**Ausgangstext:**

Aktie von Juventus Turin um mehr als 12 Prozent abgestürzt

Der Börsenmarkt hat empfindlich auf die Querelen um die gescheiterten Pläne zur Gründung einer Super League im Fußball reagiert und den italienischen Rekordmeister Juventus Turin böse abgewatscht. Der Aktienkurs des Klubs von Super-League-Mitinitiator Gianni Agnelli stürzte bis zum Börsenschluss am Mittwoch um 12,7 Prozent auf 0,76 Euro ab. Am Dienstagabend hatten sich die sechs englischen Top-Klubs aus der umstrittenen Super League zurückgezogen, am Mittwoch gaben weitere Vereine auf.

**Übungsaufgaben:**
1. Nennen Sie alle Zahlenangaben aus dem Text über den Kurssturz der Juventus-Aktie, einschließlich der Überschrift und der als Wort ausgeschriebenen Zahlen.
2. Schreiben Sie den Text über den Kurssturz der Juventus-Aktie im Anschluss an seinen letzten Satz weiter.

**Bereitgestellte Datensätze:**

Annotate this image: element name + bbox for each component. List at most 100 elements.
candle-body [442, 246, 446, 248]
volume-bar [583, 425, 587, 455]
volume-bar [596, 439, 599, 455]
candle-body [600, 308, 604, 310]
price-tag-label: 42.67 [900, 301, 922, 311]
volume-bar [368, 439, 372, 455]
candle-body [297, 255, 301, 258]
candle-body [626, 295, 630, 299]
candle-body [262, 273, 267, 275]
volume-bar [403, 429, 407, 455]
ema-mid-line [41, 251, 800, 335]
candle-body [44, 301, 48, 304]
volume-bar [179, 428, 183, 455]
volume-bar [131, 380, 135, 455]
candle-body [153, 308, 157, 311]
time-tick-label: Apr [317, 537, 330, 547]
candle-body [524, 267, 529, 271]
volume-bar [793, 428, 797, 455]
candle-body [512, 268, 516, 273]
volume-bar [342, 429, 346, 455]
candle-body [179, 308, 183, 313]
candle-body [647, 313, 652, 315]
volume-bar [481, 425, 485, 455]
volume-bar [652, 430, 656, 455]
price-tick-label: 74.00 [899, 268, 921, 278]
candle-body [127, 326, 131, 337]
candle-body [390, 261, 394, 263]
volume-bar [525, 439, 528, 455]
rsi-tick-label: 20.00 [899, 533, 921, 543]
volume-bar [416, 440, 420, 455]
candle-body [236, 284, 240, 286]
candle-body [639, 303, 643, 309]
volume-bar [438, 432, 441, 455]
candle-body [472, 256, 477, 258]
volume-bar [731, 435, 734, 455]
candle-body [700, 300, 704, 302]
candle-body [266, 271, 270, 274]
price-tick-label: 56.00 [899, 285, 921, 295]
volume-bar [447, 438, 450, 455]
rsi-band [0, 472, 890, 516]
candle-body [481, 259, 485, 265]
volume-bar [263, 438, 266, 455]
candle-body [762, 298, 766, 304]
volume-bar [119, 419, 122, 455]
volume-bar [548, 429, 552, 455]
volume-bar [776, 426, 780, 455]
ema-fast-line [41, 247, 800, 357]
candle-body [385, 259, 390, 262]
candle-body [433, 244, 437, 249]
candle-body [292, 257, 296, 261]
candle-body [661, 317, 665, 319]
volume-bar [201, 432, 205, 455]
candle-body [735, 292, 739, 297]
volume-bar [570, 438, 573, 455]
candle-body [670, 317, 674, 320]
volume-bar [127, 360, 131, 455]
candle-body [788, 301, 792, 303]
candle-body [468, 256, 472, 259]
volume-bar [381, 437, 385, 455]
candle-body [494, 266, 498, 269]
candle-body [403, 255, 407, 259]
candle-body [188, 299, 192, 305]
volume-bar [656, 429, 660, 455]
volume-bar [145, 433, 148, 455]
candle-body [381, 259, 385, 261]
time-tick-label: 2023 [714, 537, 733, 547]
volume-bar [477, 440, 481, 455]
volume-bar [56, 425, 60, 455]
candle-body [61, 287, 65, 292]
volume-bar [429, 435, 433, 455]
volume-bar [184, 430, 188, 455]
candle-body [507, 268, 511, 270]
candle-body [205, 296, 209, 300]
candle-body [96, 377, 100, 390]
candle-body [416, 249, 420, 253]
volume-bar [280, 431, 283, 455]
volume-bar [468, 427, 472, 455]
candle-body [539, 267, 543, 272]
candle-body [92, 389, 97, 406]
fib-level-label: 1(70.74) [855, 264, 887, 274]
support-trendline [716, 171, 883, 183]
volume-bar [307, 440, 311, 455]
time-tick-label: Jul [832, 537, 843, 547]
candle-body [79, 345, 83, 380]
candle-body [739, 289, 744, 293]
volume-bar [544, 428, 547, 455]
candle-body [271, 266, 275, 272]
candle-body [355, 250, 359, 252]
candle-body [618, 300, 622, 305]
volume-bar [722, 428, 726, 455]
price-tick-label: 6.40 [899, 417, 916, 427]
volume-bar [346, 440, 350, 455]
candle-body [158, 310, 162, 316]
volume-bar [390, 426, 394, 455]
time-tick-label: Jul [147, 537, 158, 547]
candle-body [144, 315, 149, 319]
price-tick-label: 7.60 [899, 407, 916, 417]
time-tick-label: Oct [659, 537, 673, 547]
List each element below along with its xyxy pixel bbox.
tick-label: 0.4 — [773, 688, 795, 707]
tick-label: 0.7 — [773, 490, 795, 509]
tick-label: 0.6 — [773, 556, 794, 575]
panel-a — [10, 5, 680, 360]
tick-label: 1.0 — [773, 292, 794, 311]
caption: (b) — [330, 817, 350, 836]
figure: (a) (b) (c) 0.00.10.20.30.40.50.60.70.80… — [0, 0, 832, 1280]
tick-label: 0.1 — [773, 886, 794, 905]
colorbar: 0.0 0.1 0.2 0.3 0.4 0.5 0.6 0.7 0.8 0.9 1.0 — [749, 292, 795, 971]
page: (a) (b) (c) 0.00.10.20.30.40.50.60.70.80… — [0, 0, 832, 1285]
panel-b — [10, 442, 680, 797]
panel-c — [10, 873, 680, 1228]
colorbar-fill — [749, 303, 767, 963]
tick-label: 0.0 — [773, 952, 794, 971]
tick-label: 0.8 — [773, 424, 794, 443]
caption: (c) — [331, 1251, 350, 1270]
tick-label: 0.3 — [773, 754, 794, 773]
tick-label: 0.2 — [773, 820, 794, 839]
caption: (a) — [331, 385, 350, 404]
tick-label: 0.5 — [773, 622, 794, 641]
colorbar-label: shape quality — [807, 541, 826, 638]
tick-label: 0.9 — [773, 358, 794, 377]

**Lösungen:**
1.
- mehr als 12 Prozent
- 12,7 Prozent
- 0,76 Euro
- sechs (englische Top-Klubs)

2.
Geht es nach dem Konsumentenschutzverband Codacons, bleibt der spektakuläre Vorstoß für die Initiatoren nicht ohne Folgen. Wegen des Verdachts der Marktmanipulation droht der Verband mit einer Sammelklage gegen Juventus bei der Börsenaufsicht. „Das Projekt der Superliga ist gescheitert, es hinterlässt jedoch Schäden bei Fans und Investoren, für die die Klubs aufkommen müssen“, schrieb Codacons in einer Pressemitteilung: „Das Verhalten von Juventus, AC Mailand und Inter Mailand darf nicht unbestraft bleiben.“

Bereits am Dienstag war die Aktie von Manchester United um sechs Prozent nach unten gerutscht, nachdem am Montag noch Zuwächse zu verzeichnen waren.